## SHORT EXERCISE
Give the number of lines that contain the string "Times", please, and nothing else.

## THE RECORDS
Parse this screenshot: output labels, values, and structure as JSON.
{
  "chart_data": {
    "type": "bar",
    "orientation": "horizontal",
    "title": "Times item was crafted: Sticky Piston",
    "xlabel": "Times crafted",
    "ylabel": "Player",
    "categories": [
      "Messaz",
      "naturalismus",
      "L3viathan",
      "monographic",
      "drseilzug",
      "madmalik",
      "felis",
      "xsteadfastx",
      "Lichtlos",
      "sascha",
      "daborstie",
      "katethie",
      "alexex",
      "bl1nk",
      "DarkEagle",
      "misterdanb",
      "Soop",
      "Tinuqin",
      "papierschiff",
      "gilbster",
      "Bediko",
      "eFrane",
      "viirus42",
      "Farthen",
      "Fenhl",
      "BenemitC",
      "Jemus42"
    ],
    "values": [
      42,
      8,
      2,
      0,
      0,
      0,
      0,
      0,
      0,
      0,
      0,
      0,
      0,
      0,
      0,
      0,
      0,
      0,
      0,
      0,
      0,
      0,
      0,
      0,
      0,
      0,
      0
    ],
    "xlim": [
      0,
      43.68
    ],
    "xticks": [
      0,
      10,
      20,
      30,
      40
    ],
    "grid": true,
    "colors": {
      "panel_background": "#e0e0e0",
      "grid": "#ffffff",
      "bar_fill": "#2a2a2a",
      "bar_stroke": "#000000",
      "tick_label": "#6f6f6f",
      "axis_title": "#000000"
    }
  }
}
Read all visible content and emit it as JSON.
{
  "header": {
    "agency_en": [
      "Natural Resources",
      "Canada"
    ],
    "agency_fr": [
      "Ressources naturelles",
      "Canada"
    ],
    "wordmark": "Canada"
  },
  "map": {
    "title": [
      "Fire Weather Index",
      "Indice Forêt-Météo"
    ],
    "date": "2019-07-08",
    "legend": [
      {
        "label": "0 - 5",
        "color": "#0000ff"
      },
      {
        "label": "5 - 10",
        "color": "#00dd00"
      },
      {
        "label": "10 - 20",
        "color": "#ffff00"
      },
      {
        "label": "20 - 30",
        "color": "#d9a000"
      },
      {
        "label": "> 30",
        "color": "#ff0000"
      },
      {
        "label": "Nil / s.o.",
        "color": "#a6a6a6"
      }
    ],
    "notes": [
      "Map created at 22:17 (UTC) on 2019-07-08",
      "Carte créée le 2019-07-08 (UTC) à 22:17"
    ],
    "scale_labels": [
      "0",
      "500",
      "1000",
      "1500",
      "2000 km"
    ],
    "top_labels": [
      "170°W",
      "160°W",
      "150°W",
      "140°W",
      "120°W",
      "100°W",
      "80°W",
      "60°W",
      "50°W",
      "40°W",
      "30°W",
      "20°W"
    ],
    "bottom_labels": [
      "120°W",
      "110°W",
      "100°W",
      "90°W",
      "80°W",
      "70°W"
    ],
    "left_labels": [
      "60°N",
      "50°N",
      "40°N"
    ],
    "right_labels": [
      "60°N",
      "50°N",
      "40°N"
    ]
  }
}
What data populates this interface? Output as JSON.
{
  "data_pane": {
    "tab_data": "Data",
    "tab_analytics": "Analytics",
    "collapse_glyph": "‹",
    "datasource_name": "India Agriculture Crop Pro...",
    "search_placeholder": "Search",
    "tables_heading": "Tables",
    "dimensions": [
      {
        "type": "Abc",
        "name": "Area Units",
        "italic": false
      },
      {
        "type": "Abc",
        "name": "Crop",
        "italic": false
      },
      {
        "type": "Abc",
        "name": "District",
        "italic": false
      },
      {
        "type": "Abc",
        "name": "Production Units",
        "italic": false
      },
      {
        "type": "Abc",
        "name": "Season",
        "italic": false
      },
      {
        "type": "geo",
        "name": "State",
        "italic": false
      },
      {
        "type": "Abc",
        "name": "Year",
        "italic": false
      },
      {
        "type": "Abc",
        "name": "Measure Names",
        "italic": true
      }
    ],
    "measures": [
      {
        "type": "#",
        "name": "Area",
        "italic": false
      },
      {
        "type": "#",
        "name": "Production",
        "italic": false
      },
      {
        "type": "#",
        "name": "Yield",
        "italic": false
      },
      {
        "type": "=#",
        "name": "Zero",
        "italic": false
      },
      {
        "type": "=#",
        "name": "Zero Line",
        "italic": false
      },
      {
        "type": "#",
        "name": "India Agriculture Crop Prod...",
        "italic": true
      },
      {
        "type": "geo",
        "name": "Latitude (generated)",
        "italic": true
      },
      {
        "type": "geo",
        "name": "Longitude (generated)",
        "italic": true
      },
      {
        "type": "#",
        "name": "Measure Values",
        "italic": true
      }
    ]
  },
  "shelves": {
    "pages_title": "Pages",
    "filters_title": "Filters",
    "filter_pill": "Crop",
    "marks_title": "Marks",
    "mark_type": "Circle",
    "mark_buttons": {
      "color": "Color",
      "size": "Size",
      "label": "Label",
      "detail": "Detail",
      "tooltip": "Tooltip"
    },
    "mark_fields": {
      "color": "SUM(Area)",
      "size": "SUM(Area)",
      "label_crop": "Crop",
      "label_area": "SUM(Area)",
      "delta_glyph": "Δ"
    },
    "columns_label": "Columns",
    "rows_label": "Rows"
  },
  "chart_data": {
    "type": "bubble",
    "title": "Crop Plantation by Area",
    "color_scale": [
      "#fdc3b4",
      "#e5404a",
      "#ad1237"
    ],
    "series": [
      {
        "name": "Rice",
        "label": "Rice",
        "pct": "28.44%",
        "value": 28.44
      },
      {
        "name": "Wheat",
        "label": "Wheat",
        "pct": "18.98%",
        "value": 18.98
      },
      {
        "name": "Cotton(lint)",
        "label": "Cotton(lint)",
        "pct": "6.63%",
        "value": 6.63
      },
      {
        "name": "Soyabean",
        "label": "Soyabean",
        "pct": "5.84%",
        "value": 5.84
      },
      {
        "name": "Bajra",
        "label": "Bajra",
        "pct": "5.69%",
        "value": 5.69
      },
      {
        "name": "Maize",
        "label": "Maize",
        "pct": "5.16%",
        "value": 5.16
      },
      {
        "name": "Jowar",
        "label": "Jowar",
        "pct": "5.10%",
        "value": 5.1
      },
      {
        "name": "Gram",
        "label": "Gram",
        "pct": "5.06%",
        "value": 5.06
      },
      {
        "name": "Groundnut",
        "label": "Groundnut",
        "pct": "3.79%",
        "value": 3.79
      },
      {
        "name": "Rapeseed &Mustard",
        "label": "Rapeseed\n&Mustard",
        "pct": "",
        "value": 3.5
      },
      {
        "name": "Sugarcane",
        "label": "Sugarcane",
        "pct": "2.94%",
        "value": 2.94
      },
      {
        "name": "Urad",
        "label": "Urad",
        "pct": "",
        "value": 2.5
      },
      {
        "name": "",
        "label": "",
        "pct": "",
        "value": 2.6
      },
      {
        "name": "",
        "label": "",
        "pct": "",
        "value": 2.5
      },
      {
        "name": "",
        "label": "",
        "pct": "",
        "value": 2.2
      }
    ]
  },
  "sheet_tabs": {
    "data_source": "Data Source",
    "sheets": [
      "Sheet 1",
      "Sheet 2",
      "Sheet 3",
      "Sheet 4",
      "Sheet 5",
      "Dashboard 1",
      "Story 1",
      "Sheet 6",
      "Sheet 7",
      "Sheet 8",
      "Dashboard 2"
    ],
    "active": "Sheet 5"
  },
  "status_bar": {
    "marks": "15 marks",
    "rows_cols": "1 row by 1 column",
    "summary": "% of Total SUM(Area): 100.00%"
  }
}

## TASK RESULT
2